| Given request |
List all lines of the data that include the string "udpraft".

| Records for the exercise |
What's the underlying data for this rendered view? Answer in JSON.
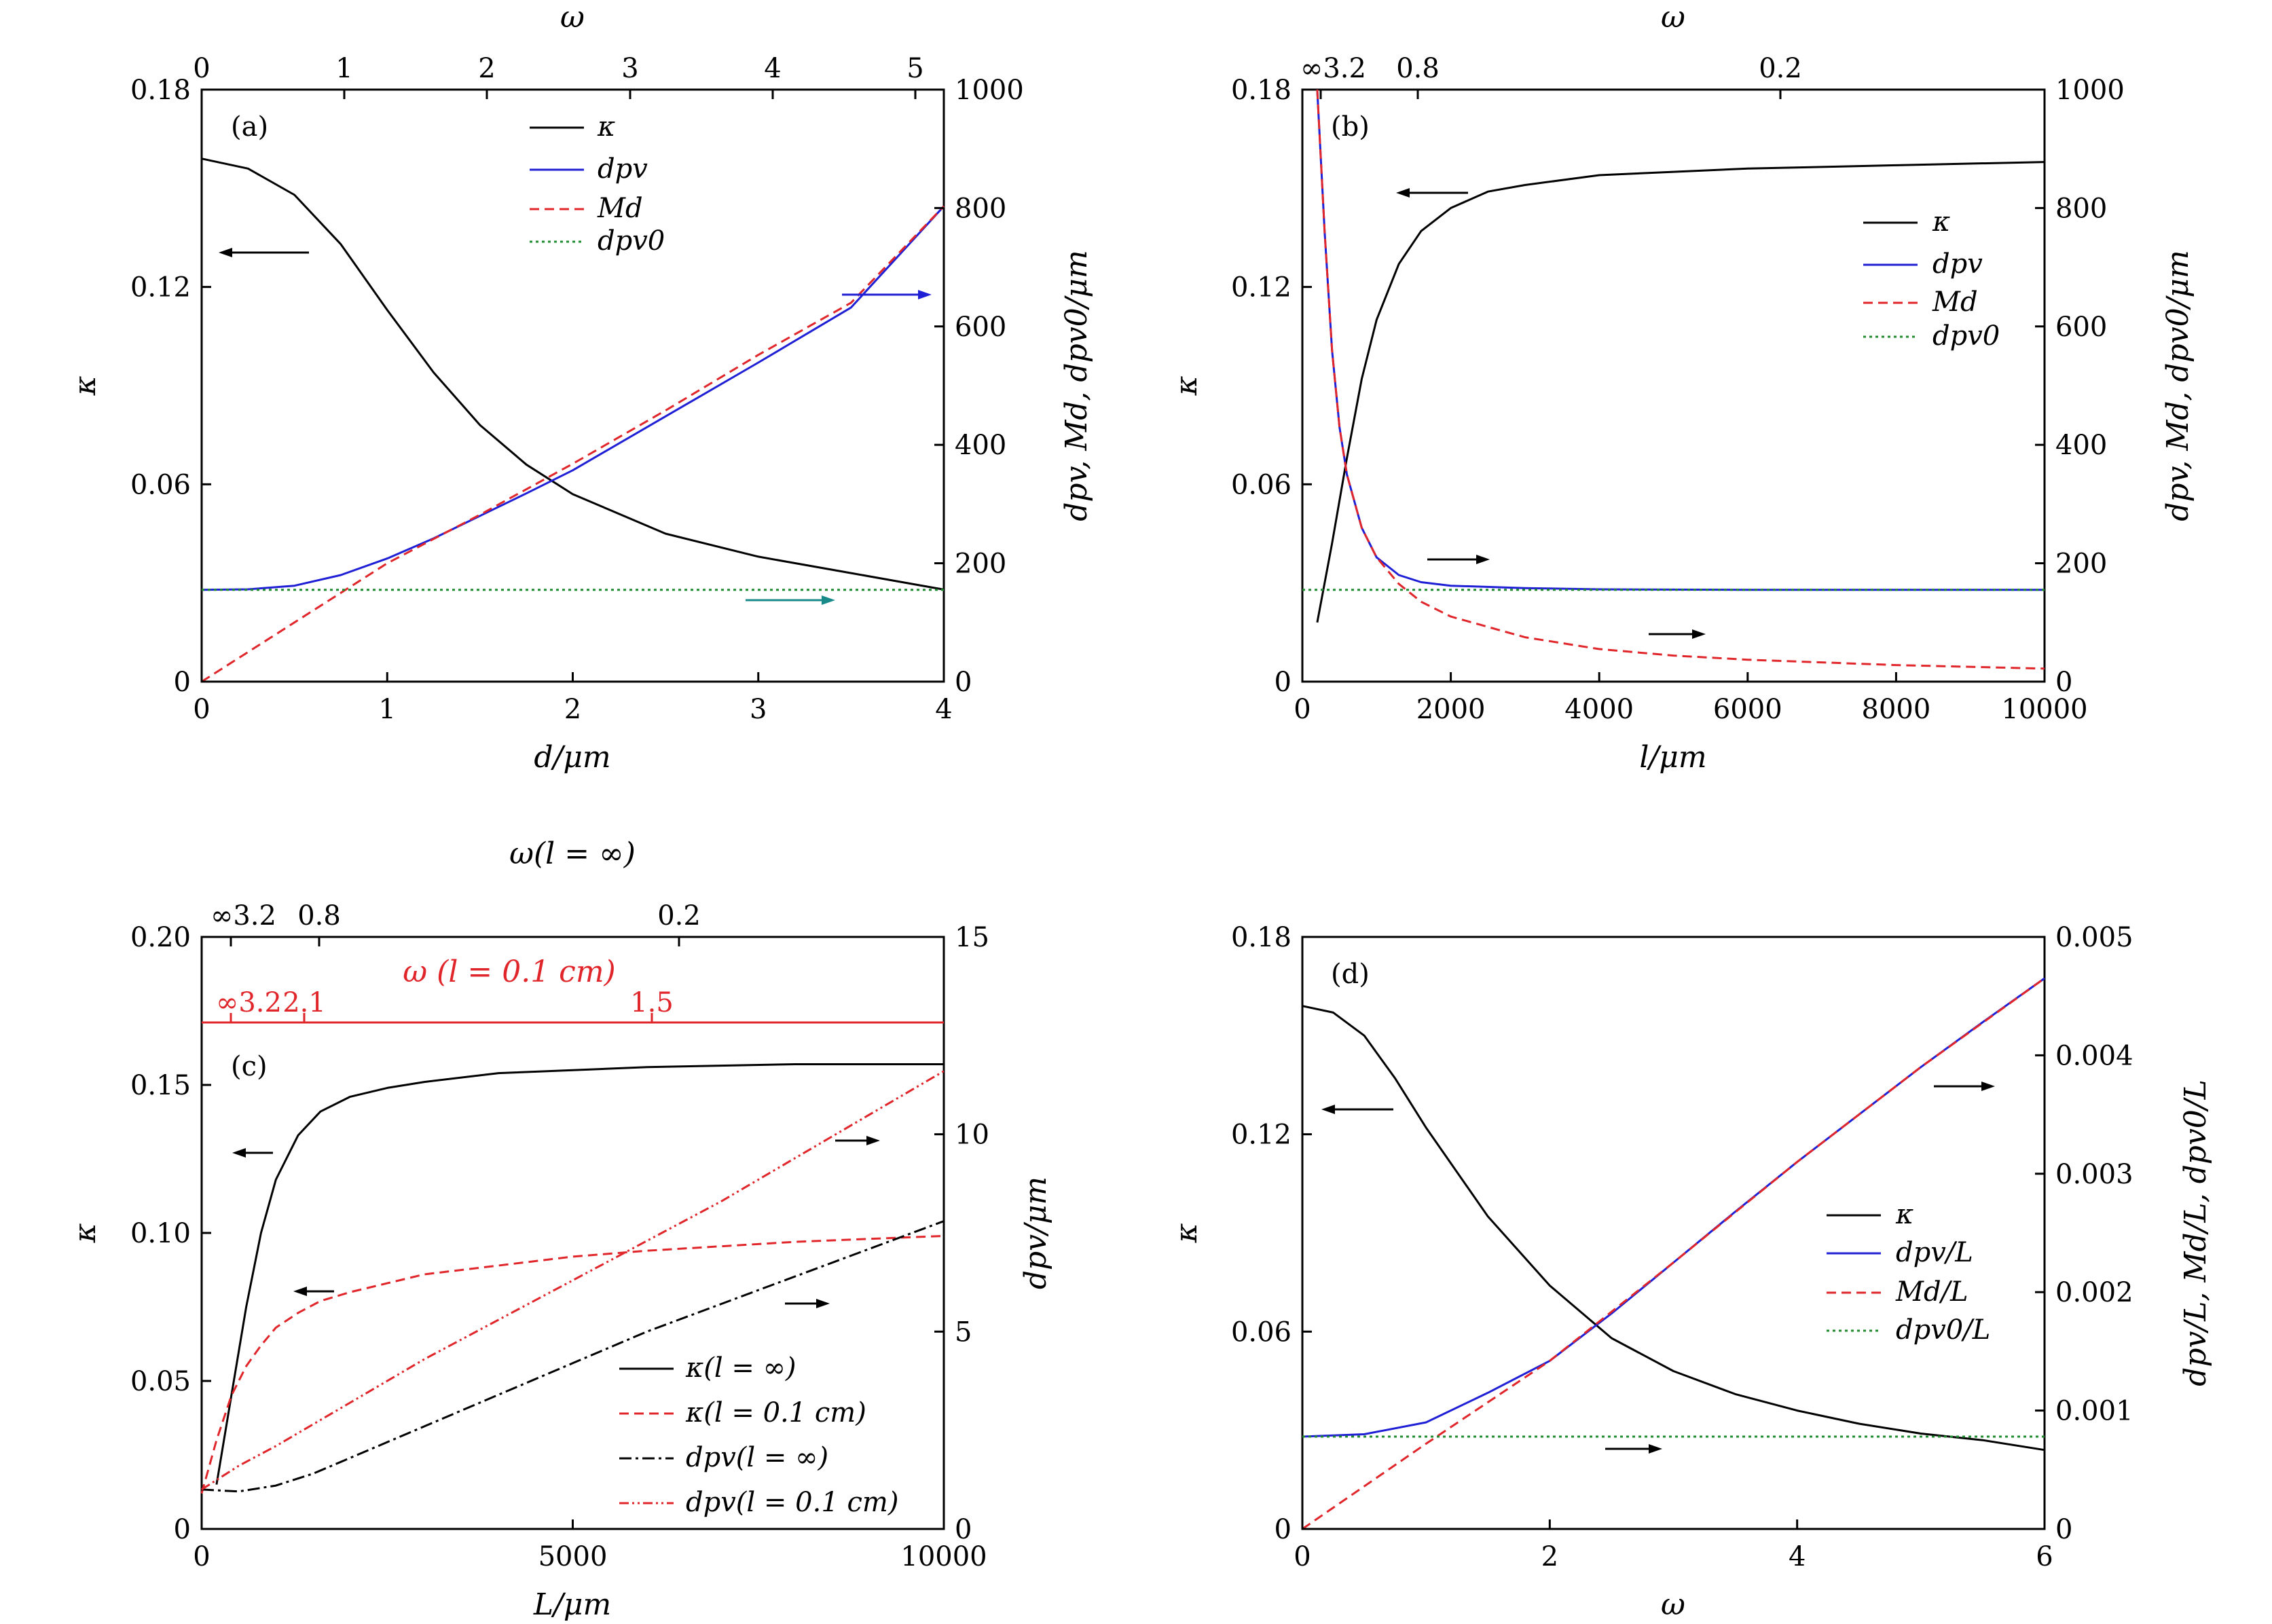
{
  "colors": {
    "kappa": "#000000",
    "dpv": "#1f1fd6",
    "Md": "#e0262a",
    "dpv0": "#1f8a2e",
    "teal_arrow": "#188a8a",
    "red_axis": "#e0262a"
  },
  "chart_data": [
    {
      "type": "line",
      "panel_label": "(a)",
      "xlabel": "d/μm",
      "ylabel_left": "κ",
      "ylabel_right": "dpv, Md, dpv0/μm",
      "top_axis_label": "ω",
      "xlim": [
        0,
        4
      ],
      "ylim_left": [
        0,
        0.18
      ],
      "ylim_right": [
        0,
        1000
      ],
      "x_ticks": [
        "0",
        "1",
        "2",
        "3",
        "4"
      ],
      "y_left_ticks": [
        "0",
        "0.06",
        "0.12",
        "0.18"
      ],
      "y_right_ticks": [
        "0",
        "200",
        "400",
        "600",
        "800",
        "1000"
      ],
      "top_ticks": [
        "0",
        "1",
        "2",
        "3",
        "4",
        "5"
      ],
      "legend_position": "top-center",
      "series": [
        {
          "name": "κ",
          "axis": "left",
          "style": "solid",
          "color": "kappa",
          "x": [
            0,
            0.25,
            0.5,
            0.75,
            1.0,
            1.25,
            1.5,
            1.75,
            2.0,
            2.5,
            3.0,
            3.5,
            4.0
          ],
          "y": [
            0.159,
            0.156,
            0.148,
            0.133,
            0.113,
            0.094,
            0.078,
            0.066,
            0.057,
            0.045,
            0.038,
            0.033,
            0.028
          ]
        },
        {
          "name": "dpv",
          "axis": "right",
          "style": "solid",
          "color": "dpv",
          "x": [
            0,
            0.25,
            0.5,
            0.75,
            1.0,
            1.25,
            1.5,
            1.75,
            2.0,
            2.5,
            3.0,
            3.5,
            4.0
          ],
          "y": [
            155,
            156,
            162,
            180,
            208,
            242,
            280,
            318,
            357,
            448,
            539,
            632,
            803
          ]
        },
        {
          "name": "Md",
          "axis": "right",
          "style": "dashed",
          "color": "Md",
          "x": [
            0,
            0.5,
            1.0,
            1.5,
            2.0,
            2.5,
            3.0,
            3.5,
            4.0
          ],
          "y": [
            0,
            100,
            200,
            282,
            368,
            458,
            552,
            640,
            803
          ]
        },
        {
          "name": "dpv0",
          "axis": "right",
          "style": "dotted",
          "color": "dpv0",
          "x": [
            0,
            4
          ],
          "y": [
            155,
            155
          ]
        }
      ]
    },
    {
      "type": "line",
      "panel_label": "(b)",
      "xlabel": "l/μm",
      "ylabel_left": "κ",
      "ylabel_right": "dpv, Md, dpv0/μm",
      "top_axis_label": "ω",
      "xlim": [
        0,
        10000
      ],
      "ylim_left": [
        0,
        0.18
      ],
      "ylim_right": [
        0,
        1000
      ],
      "x_ticks": [
        "0",
        "2000",
        "4000",
        "6000",
        "8000",
        "10000"
      ],
      "y_left_ticks": [
        "0",
        "0.06",
        "0.12",
        "0.18"
      ],
      "y_right_ticks": [
        "0",
        "200",
        "400",
        "600",
        "800",
        "1000"
      ],
      "top_ticks": [
        "∞3.2",
        "0.8",
        "0.2"
      ],
      "legend_position": "right",
      "series": [
        {
          "name": "κ",
          "axis": "left",
          "style": "solid",
          "color": "kappa",
          "x": [
            200,
            400,
            600,
            800,
            1000,
            1300,
            1600,
            2000,
            2500,
            3000,
            4000,
            5000,
            6000,
            8000,
            10000
          ],
          "y": [
            0.018,
            0.042,
            0.068,
            0.092,
            0.11,
            0.127,
            0.137,
            0.144,
            0.149,
            0.151,
            0.154,
            0.155,
            0.156,
            0.157,
            0.158
          ]
        },
        {
          "name": "dpv",
          "axis": "right",
          "style": "solid",
          "color": "dpv",
          "x": [
            200,
            300,
            400,
            500,
            600,
            800,
            1000,
            1300,
            1600,
            2000,
            3000,
            4000,
            6000,
            8000,
            10000
          ],
          "y": [
            1000,
            760,
            560,
            430,
            350,
            260,
            210,
            180,
            168,
            162,
            158,
            156,
            155,
            155,
            155
          ]
        },
        {
          "name": "Md",
          "axis": "right",
          "style": "dashed",
          "color": "Md",
          "x": [
            200,
            300,
            400,
            500,
            600,
            800,
            1000,
            1300,
            1600,
            2000,
            3000,
            4000,
            5000,
            6000,
            8000,
            10000
          ],
          "y": [
            1000,
            760,
            560,
            430,
            350,
            260,
            210,
            165,
            135,
            110,
            75,
            55,
            44,
            37,
            28,
            22
          ]
        },
        {
          "name": "dpv0",
          "axis": "right",
          "style": "dotted",
          "color": "dpv0",
          "x": [
            0,
            10000
          ],
          "y": [
            155,
            155
          ]
        }
      ]
    },
    {
      "type": "line",
      "panel_label": "(c)",
      "xlabel": "L/μm",
      "ylabel_left": "κ",
      "ylabel_right": "dpv/μm",
      "top_axis_label": "ω(l = ∞)",
      "inner_axis_label": "ω (l = 0.1 cm)",
      "xlim": [
        0,
        10000
      ],
      "ylim_left": [
        0,
        0.2
      ],
      "ylim_right": [
        0,
        15
      ],
      "x_ticks": [
        "0",
        "5000",
        "10000"
      ],
      "y_left_ticks": [
        "0",
        "0.05",
        "0.10",
        "0.15",
        "0.20"
      ],
      "y_right_ticks": [
        "0",
        "5",
        "10",
        "15"
      ],
      "top_ticks": [
        "∞3.2",
        "0.8",
        "0.2"
      ],
      "inner_ticks": [
        "∞3.2",
        "2.1",
        "1.5"
      ],
      "legend_position": "bottom-right",
      "series": [
        {
          "name": "κ(l = ∞)",
          "axis": "left",
          "style": "solid",
          "color": "kappa",
          "x": [
            200,
            400,
            600,
            800,
            1000,
            1300,
            1600,
            2000,
            2500,
            3000,
            4000,
            5000,
            6000,
            8000,
            10000
          ],
          "y": [
            0.015,
            0.045,
            0.075,
            0.1,
            0.118,
            0.133,
            0.141,
            0.146,
            0.149,
            0.151,
            0.154,
            0.155,
            0.156,
            0.157,
            0.157
          ]
        },
        {
          "name": "κ(l = 0.1 cm)",
          "axis": "left",
          "style": "dashed",
          "color": "Md",
          "x": [
            0,
            200,
            400,
            600,
            800,
            1000,
            1300,
            1600,
            2000,
            2500,
            3000,
            4000,
            5000,
            6000,
            8000,
            10000
          ],
          "y": [
            0.012,
            0.03,
            0.045,
            0.055,
            0.062,
            0.068,
            0.073,
            0.077,
            0.08,
            0.083,
            0.086,
            0.089,
            0.092,
            0.094,
            0.097,
            0.099
          ]
        },
        {
          "name": "dpv(l = ∞)",
          "axis": "right",
          "style": "dashdot",
          "color": "kappa",
          "x": [
            0,
            500,
            1000,
            1500,
            2000,
            3000,
            4000,
            5000,
            6000,
            7000,
            8000,
            9000,
            10000
          ],
          "y": [
            1.0,
            0.95,
            1.1,
            1.4,
            1.8,
            2.6,
            3.4,
            4.2,
            5.0,
            5.7,
            6.4,
            7.1,
            7.8
          ]
        },
        {
          "name": "dpv(l = 0.1 cm)",
          "axis": "right",
          "style": "dashdotdot",
          "color": "Md",
          "x": [
            0,
            500,
            1000,
            2000,
            3000,
            4000,
            5000,
            6000,
            7000,
            8000,
            9000,
            10000
          ],
          "y": [
            1.0,
            1.6,
            2.1,
            3.2,
            4.3,
            5.3,
            6.3,
            7.3,
            8.3,
            9.4,
            10.5,
            11.6
          ]
        }
      ]
    },
    {
      "type": "line",
      "panel_label": "(d)",
      "xlabel": "ω",
      "ylabel_left": "κ",
      "ylabel_right": "dpv/L, Md/L, dpv0/L",
      "xlim": [
        0,
        6
      ],
      "ylim_left": [
        0,
        0.18
      ],
      "ylim_right": [
        0,
        0.005
      ],
      "x_ticks": [
        "0",
        "2",
        "4",
        "6"
      ],
      "y_left_ticks": [
        "0",
        "0.06",
        "0.12",
        "0.18"
      ],
      "y_right_ticks": [
        "0",
        "0.001",
        "0.002",
        "0.003",
        "0.004",
        "0.005"
      ],
      "legend_position": "right",
      "series": [
        {
          "name": "κ",
          "axis": "left",
          "style": "solid",
          "color": "kappa",
          "x": [
            0,
            0.25,
            0.5,
            0.75,
            1.0,
            1.5,
            2.0,
            2.5,
            3.0,
            3.5,
            4.0,
            4.5,
            5.0,
            5.5,
            6.0
          ],
          "y": [
            0.159,
            0.157,
            0.15,
            0.137,
            0.122,
            0.095,
            0.074,
            0.058,
            0.048,
            0.041,
            0.036,
            0.032,
            0.029,
            0.027,
            0.024
          ]
        },
        {
          "name": "dpv/L",
          "axis": "right",
          "style": "solid",
          "color": "dpv",
          "x": [
            0,
            0.5,
            1.0,
            1.5,
            2.0,
            2.5,
            3.0,
            3.5,
            4.0,
            4.5,
            5.0,
            5.5,
            6.0
          ],
          "y": [
            0.00078,
            0.0008,
            0.0009,
            0.00115,
            0.00142,
            0.00182,
            0.00225,
            0.00268,
            0.0031,
            0.0035,
            0.0039,
            0.00428,
            0.00465
          ]
        },
        {
          "name": "Md/L",
          "axis": "right",
          "style": "dashed",
          "color": "Md",
          "x": [
            0,
            1,
            2,
            3,
            4,
            5,
            6
          ],
          "y": [
            0,
            0.00072,
            0.00142,
            0.00225,
            0.0031,
            0.0039,
            0.00465
          ]
        },
        {
          "name": "dpv0/L",
          "axis": "right",
          "style": "dotted",
          "color": "dpv0",
          "x": [
            0,
            6
          ],
          "y": [
            0.00078,
            0.00078
          ]
        }
      ]
    }
  ]
}
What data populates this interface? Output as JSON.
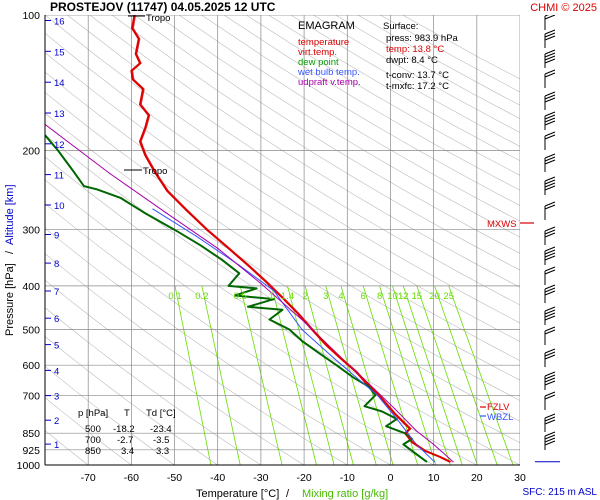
{
  "header": {
    "title": "PROSTEJOV (11747)    04.05.2025 12 UTC",
    "credit": "CHMI © 2025",
    "sfc": "SFC: 215 m ASL"
  },
  "colors": {
    "temperature": "#dd0000",
    "dewpoint": "#006600",
    "wetbulb": "#3355ff",
    "updraft": "#aa00aa",
    "mixing": "#66dd00",
    "altitude": "#0000cc",
    "grid": "#888888",
    "diag": "#bbbbbb"
  },
  "legend": {
    "title": "EMAGRAM",
    "items": [
      {
        "label": "temperature",
        "color": "#dd0000"
      },
      {
        "label": "virt.temp.",
        "color": "#dd0000"
      },
      {
        "label": "dew point",
        "color": "#009900"
      },
      {
        "label": "wet bulb temp.",
        "color": "#3355ff"
      },
      {
        "label": "udpraft v.temp.",
        "color": "#aa00aa"
      }
    ]
  },
  "surface": {
    "title": "Surface:",
    "press": "press: 983.9 hPa",
    "temp": "temp: 13.8 °C",
    "dwpt": "dwpt: 8.4 °C",
    "tconv": "t-conv: 13.7 °C",
    "tmxfc": "t-mxfc: 17.2 °C"
  },
  "table": {
    "headers": [
      "p [hPa]",
      "T",
      "Td [°C]"
    ],
    "rows": [
      [
        "500",
        "-18.2",
        "-23.4"
      ],
      [
        "700",
        "-2.7",
        "-3.5"
      ],
      [
        "850",
        "3.4",
        "3.3"
      ]
    ]
  },
  "axes": {
    "ylabel_pressure": "Pressure [hPa]",
    "ylabel_sep": "/",
    "ylabel_altitude": "Altitude [km]",
    "xlabel_temp": "Temperature [°C]",
    "xlabel_sep": "/",
    "xlabel_mix": "Mixing ratio [g/kg]",
    "pressure_ticks": [
      "100",
      "200",
      "300",
      "400",
      "500",
      "600",
      "700",
      "850",
      "925",
      "1000"
    ],
    "altitude_ticks": [
      "16",
      "15",
      "14",
      "13",
      "12",
      "11",
      "10",
      "9",
      "8",
      "7",
      "6",
      "5",
      "4",
      "3",
      "2",
      "1"
    ],
    "temp_ticks": [
      "-70",
      "-60",
      "-50",
      "-40",
      "-30",
      "-20",
      "-10",
      "0",
      "10",
      "20",
      "30"
    ],
    "mixing_labels": [
      "0.1",
      "0.2",
      "0.5",
      "1",
      "1.4",
      "2",
      "3",
      "4",
      "6",
      "8",
      "10",
      "12",
      "15",
      "20",
      "25"
    ]
  },
  "annotations": {
    "tropo": "Tropo",
    "mxws": "MXWS",
    "fzlv": "FZLV",
    "wbzl": "WBZL"
  },
  "chart_data": {
    "type": "line",
    "title": "EMAGRAM",
    "x_range": [
      -80,
      30
    ],
    "p_range": [
      100,
      1000
    ],
    "y_scale": "log-pressure",
    "series": [
      {
        "name": "temperature",
        "points": [
          [
            -59.3,
            100
          ],
          [
            -59.8,
            107
          ],
          [
            -58.3,
            113
          ],
          [
            -59.0,
            122
          ],
          [
            -58.0,
            128
          ],
          [
            -60.0,
            133
          ],
          [
            -59.7,
            139
          ],
          [
            -57.3,
            146
          ],
          [
            -58.0,
            158
          ],
          [
            -56.0,
            167
          ],
          [
            -56.8,
            178
          ],
          [
            -58.0,
            191
          ],
          [
            -56.8,
            205
          ],
          [
            -54.5,
            224
          ],
          [
            -51.7,
            246
          ],
          [
            -47.5,
            270
          ],
          [
            -42.5,
            300
          ],
          [
            -37.5,
            330
          ],
          [
            -33.0,
            360
          ],
          [
            -29.0,
            390
          ],
          [
            -25.0,
            425
          ],
          [
            -21.5,
            460
          ],
          [
            -18.2,
            500
          ],
          [
            -15.0,
            540
          ],
          [
            -11.5,
            580
          ],
          [
            -8.0,
            620
          ],
          [
            -5.5,
            660
          ],
          [
            -2.7,
            700
          ],
          [
            1.0,
            770
          ],
          [
            4.5,
            830
          ],
          [
            3.4,
            850
          ],
          [
            5.0,
            890
          ],
          [
            8.0,
            930
          ],
          [
            11.5,
            960
          ],
          [
            13.8,
            984
          ]
        ]
      },
      {
        "name": "dew point",
        "points": [
          [
            -80.0,
            185
          ],
          [
            -77.0,
            200
          ],
          [
            -73.5,
            222
          ],
          [
            -71.0,
            240
          ],
          [
            -68.0,
            244
          ],
          [
            -62.5,
            255
          ],
          [
            -57.0,
            275
          ],
          [
            -50.0,
            300
          ],
          [
            -44.0,
            325
          ],
          [
            -39.0,
            350
          ],
          [
            -35.0,
            375
          ],
          [
            -37.5,
            400
          ],
          [
            -31.0,
            405
          ],
          [
            -36.0,
            420
          ],
          [
            -27.0,
            428
          ],
          [
            -33.0,
            445
          ],
          [
            -25.0,
            452
          ],
          [
            -28.0,
            475
          ],
          [
            -23.4,
            500
          ],
          [
            -20.5,
            530
          ],
          [
            -17.0,
            560
          ],
          [
            -12.5,
            600
          ],
          [
            -8.5,
            640
          ],
          [
            -5.0,
            670
          ],
          [
            -3.5,
            700
          ],
          [
            -6.0,
            740
          ],
          [
            -2.0,
            760
          ],
          [
            1.5,
            790
          ],
          [
            -1.0,
            820
          ],
          [
            3.3,
            850
          ],
          [
            5.0,
            875
          ],
          [
            3.0,
            900
          ],
          [
            8.4,
            984
          ]
        ]
      },
      {
        "name": "wet bulb temp.",
        "points": [
          [
            -55.0,
            270
          ],
          [
            -45.0,
            310
          ],
          [
            -35.0,
            360
          ],
          [
            -27.0,
            410
          ],
          [
            -20.5,
            500
          ],
          [
            -13.0,
            580
          ],
          [
            -7.0,
            650
          ],
          [
            -3.0,
            700
          ],
          [
            1.5,
            790
          ],
          [
            4.0,
            850
          ],
          [
            6.0,
            900
          ],
          [
            10.2,
            984
          ]
        ]
      },
      {
        "name": "udpraft v.temp.",
        "points": [
          [
            -80.0,
            175
          ],
          [
            -65.0,
            225
          ],
          [
            -52.0,
            275
          ],
          [
            -40.0,
            330
          ],
          [
            -30.0,
            395
          ],
          [
            -20.0,
            480
          ],
          [
            -12.0,
            570
          ],
          [
            -5.0,
            660
          ],
          [
            1.0,
            750
          ],
          [
            6.0,
            840
          ],
          [
            10.0,
            900
          ],
          [
            14.5,
            984
          ]
        ]
      }
    ]
  }
}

| Solution for this exercise |
        "label": "udpraft v.temp.",
        "name": "udpraft v.temp.",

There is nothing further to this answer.